■ WHAT IS REQUIRED:
Copy each line that contains the string "entropią".

■ INPUT ROWS:
────────────────

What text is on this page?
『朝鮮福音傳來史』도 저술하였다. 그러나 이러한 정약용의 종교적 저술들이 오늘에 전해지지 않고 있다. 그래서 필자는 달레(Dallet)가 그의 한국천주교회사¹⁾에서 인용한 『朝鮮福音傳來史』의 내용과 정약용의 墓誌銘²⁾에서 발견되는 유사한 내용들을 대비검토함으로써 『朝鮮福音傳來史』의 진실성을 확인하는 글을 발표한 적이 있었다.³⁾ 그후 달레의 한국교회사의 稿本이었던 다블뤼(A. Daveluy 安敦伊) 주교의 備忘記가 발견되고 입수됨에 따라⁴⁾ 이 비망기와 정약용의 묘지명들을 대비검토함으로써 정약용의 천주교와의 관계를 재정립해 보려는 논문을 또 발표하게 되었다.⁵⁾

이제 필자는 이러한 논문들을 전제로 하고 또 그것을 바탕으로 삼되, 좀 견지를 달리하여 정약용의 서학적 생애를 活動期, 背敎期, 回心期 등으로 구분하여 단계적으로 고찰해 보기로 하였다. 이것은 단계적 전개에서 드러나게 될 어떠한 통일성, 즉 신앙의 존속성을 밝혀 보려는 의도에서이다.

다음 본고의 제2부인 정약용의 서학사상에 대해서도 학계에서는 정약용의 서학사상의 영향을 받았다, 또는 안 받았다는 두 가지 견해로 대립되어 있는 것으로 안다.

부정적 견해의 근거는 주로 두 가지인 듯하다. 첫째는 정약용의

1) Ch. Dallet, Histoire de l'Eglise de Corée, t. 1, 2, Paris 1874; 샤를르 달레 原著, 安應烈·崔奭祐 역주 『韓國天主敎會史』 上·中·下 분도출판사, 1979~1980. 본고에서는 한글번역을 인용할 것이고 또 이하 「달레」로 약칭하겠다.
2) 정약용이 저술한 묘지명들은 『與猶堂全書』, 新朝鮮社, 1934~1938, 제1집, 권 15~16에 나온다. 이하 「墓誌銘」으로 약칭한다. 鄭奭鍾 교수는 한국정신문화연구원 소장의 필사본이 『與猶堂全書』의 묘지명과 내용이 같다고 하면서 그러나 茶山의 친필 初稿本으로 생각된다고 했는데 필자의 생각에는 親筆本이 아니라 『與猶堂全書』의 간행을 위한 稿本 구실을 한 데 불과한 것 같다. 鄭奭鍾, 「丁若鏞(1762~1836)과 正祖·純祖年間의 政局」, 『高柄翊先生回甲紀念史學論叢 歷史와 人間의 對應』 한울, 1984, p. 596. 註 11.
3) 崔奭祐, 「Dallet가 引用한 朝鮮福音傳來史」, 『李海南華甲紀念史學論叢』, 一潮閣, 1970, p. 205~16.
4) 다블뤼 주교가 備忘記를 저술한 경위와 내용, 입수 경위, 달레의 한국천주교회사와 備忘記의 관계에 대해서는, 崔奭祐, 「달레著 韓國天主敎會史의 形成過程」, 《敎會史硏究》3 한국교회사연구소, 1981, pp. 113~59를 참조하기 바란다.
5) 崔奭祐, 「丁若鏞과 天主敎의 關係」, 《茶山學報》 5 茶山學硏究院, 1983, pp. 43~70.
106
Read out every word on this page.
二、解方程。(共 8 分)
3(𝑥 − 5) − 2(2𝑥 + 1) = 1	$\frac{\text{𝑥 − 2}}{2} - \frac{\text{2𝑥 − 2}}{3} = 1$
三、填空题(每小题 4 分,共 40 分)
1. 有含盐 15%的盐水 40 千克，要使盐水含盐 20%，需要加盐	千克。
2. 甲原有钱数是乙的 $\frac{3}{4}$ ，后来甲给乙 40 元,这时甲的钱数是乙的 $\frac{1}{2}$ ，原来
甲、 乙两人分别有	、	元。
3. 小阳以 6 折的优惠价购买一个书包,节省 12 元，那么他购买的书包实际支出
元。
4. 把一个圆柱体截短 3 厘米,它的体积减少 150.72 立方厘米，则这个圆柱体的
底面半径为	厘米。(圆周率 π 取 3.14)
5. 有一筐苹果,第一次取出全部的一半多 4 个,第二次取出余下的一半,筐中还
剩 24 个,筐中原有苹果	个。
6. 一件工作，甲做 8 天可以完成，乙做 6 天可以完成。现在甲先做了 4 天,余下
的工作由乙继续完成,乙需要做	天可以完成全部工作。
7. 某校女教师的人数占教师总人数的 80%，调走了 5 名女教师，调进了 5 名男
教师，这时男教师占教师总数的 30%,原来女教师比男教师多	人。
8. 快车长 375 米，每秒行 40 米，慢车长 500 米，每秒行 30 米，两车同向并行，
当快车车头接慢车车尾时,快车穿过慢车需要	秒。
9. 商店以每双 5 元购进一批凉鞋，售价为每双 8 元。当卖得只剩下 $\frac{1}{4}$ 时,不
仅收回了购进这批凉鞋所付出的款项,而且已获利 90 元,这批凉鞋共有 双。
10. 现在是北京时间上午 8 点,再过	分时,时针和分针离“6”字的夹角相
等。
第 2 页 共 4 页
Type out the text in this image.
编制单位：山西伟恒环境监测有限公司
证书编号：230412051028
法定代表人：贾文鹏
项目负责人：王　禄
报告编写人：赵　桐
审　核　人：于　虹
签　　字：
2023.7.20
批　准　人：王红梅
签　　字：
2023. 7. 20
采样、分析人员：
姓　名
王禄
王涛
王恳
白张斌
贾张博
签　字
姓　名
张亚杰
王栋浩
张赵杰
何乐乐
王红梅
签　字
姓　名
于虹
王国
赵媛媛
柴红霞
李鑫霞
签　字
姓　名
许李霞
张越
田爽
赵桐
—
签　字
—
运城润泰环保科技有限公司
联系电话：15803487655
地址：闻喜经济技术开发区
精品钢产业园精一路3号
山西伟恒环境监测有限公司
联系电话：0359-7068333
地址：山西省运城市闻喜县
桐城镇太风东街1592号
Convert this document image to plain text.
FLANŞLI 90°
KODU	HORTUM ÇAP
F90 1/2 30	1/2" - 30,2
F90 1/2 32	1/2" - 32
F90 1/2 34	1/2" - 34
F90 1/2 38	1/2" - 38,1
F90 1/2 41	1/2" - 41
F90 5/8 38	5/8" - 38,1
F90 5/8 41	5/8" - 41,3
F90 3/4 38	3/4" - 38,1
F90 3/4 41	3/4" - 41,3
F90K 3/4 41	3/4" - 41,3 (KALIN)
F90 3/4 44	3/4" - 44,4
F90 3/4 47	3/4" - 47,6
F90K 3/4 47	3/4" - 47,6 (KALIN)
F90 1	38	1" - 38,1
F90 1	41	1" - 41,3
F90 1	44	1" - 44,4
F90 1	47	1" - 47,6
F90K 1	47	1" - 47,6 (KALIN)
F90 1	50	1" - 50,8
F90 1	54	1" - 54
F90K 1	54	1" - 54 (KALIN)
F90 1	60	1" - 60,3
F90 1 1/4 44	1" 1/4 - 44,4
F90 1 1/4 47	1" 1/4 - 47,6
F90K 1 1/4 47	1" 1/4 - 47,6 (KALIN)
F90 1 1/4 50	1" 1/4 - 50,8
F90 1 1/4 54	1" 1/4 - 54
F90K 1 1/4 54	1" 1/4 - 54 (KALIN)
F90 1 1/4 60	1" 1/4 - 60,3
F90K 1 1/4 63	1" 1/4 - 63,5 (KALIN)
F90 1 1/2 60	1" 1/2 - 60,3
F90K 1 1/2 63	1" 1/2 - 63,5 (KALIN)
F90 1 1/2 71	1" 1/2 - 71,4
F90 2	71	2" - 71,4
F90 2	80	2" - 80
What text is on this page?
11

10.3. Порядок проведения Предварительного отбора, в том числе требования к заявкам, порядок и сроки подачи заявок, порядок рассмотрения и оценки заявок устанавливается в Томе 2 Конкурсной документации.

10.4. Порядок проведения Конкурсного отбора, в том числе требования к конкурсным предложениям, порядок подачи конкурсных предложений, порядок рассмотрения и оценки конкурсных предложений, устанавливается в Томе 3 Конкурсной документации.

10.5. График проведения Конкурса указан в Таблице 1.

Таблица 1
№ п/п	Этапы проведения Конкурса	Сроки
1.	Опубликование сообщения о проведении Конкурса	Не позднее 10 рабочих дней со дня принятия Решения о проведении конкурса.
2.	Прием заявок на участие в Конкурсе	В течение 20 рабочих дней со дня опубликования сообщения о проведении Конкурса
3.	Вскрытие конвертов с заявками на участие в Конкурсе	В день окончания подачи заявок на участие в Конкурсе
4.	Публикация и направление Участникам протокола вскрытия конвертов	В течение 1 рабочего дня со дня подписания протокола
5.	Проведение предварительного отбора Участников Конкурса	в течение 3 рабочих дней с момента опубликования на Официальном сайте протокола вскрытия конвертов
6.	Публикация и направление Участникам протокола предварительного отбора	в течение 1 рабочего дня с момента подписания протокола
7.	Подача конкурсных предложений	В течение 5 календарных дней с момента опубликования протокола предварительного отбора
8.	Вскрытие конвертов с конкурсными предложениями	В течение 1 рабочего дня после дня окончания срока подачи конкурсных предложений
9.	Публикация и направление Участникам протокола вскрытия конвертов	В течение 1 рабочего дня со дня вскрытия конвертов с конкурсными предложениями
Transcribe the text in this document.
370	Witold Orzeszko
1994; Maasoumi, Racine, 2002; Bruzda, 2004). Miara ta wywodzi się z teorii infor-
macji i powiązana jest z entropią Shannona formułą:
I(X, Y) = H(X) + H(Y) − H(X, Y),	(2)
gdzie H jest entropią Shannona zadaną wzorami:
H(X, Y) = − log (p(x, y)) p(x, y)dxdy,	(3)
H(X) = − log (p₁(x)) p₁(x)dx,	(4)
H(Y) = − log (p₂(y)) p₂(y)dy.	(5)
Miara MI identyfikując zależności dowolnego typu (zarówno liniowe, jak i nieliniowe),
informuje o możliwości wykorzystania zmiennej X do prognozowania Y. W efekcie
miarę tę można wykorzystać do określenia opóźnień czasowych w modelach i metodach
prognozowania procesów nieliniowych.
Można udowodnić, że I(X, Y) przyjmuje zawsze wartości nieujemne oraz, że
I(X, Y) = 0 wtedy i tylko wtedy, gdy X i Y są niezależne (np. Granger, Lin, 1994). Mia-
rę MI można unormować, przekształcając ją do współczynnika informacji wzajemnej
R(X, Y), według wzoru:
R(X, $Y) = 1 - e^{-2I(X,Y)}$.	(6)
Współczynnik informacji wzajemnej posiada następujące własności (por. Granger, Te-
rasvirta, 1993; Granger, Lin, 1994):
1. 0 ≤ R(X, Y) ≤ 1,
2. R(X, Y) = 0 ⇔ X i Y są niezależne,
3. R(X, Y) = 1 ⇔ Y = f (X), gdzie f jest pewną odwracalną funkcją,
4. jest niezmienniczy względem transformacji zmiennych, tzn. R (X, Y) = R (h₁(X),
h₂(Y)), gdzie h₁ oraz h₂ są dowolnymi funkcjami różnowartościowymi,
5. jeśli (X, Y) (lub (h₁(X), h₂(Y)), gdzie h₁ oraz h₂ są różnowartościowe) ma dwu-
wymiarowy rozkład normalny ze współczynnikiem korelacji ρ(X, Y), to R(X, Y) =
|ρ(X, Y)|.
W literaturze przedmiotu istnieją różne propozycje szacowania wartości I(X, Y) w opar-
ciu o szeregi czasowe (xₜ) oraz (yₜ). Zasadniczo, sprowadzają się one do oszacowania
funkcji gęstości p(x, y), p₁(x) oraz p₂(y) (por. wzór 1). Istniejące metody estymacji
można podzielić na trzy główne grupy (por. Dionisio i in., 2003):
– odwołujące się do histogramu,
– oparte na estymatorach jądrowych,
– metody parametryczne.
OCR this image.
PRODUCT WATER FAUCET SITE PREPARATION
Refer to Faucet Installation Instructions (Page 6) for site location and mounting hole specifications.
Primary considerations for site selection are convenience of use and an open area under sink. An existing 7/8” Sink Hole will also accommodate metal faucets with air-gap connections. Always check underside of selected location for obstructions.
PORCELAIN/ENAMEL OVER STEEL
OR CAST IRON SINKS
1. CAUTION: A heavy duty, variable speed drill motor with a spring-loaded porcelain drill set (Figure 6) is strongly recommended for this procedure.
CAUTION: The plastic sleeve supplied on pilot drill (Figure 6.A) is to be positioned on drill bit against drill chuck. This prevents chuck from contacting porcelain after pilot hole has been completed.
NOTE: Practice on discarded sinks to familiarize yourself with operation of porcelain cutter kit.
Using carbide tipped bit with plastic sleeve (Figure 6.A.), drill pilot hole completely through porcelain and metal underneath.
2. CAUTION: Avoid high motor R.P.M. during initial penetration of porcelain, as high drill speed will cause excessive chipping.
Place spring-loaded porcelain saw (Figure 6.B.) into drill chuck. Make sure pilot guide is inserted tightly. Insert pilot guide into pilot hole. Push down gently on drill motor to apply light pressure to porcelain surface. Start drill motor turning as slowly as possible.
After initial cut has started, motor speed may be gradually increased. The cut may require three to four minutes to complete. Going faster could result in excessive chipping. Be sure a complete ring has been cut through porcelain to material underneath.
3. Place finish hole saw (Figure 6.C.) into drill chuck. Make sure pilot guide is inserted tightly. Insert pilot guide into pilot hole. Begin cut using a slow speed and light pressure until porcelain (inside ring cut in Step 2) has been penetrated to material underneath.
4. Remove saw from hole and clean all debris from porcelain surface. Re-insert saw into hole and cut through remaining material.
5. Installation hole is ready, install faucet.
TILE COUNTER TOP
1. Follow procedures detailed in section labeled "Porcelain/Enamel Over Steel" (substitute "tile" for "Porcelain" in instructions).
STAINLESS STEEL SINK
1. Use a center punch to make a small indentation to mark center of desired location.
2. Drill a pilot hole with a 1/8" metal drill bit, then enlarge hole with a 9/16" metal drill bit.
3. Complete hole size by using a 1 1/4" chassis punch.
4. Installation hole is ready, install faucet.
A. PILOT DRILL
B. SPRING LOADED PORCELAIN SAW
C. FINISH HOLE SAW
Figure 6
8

────────────────

■ COMPLETED EXERCISE:
macji i powiązana jest z entropią Shannona formułą:
gdzie H jest entropią Shannona zadaną wzorami:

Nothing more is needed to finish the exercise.